- Requirement
Retype the full set of records. Keep every character identical.

- Extracts from a graphics dataset
--- START ---

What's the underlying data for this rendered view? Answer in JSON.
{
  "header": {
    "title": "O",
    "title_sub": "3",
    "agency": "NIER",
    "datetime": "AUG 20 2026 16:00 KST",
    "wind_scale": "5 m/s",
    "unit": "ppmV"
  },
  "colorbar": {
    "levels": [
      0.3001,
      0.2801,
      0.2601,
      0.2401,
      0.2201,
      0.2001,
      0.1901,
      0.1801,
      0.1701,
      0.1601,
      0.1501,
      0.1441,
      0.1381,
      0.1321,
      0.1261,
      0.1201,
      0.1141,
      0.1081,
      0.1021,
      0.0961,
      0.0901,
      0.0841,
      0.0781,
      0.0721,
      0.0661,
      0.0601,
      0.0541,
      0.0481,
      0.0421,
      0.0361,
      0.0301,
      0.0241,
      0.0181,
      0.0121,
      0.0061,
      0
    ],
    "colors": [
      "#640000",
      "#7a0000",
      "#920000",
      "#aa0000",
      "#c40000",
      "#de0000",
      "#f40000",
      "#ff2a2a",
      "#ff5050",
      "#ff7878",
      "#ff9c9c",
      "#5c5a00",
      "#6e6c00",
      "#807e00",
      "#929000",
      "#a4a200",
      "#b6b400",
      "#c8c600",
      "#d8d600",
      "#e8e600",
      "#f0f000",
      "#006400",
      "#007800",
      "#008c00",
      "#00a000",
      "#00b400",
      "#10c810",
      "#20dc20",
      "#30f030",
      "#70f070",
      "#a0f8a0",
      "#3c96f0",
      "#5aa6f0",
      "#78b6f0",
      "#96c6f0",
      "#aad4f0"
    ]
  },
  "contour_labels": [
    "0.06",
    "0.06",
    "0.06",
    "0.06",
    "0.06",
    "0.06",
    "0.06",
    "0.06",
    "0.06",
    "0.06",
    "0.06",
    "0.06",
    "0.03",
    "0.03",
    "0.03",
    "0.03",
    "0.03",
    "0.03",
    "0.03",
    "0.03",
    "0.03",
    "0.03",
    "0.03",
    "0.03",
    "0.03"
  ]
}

--- END ---

- Task answer
What's the underlying data for this rendered view? Answer in JSON.
{
  "header": {
    "title": "O",
    "title_sub": "3",
    "agency": "NIER",
    "datetime": "AUG 20 2026 16:00 KST",
    "wind_scale": "5 m/s",
    "unit": "ppmV"
  },
  "colorbar": {
    "levels": [
      0.3001,
      0.2801,
      0.2601,
      0.2401,
      0.2201,
      0.2001,
      0.1901,
      0.1801,
      0.1701,
      0.1601,
      0.1501,
      0.1441,
      0.1381,
      0.1321,
      0.1261,
      0.1201,
      0.1141,
      0.1081,
      0.1021,
      0.0961,
      0.0901,
      0.0841,
      0.0781,
      0.0721,
      0.0661,
      0.0601,
      0.0541,
      0.0481,
      0.0421,
      0.0361,
      0.0301,
      0.0241,
      0.0181,
      0.0121,
      0.0061,
      0
    ],
    "colors": [
      "#640000",
      "#7a0000",
      "#920000",
      "#aa0000",
      "#c40000",
      "#de0000",
      "#f40000",
      "#ff2a2a",
      "#ff5050",
      "#ff7878",
      "#ff9c9c",
      "#5c5a00",
      "#6e6c00",
      "#807e00",
      "#929000",
      "#a4a200",
      "#b6b400",
      "#c8c600",
      "#d8d600",
      "#e8e600",
      "#f0f000",
      "#006400",
      "#007800",
      "#008c00",
      "#00a000",
      "#00b400",
      "#10c810",
      "#20dc20",
      "#30f030",
      "#70f070",
      "#a0f8a0",
      "#3c96f0",
      "#5aa6f0",
      "#78b6f0",
      "#96c6f0",
      "#aad4f0"
    ]
  },
  "contour_labels": [
    "0.06",
    "0.06",
    "0.06",
    "0.06",
    "0.06",
    "0.06",
    "0.06",
    "0.06",
    "0.06",
    "0.06",
    "0.06",
    "0.06",
    "0.03",
    "0.03",
    "0.03",
    "0.03",
    "0.03",
    "0.03",
    "0.03",
    "0.03",
    "0.03",
    "0.03",
    "0.03",
    "0.03",
    "0.03"
  ]
}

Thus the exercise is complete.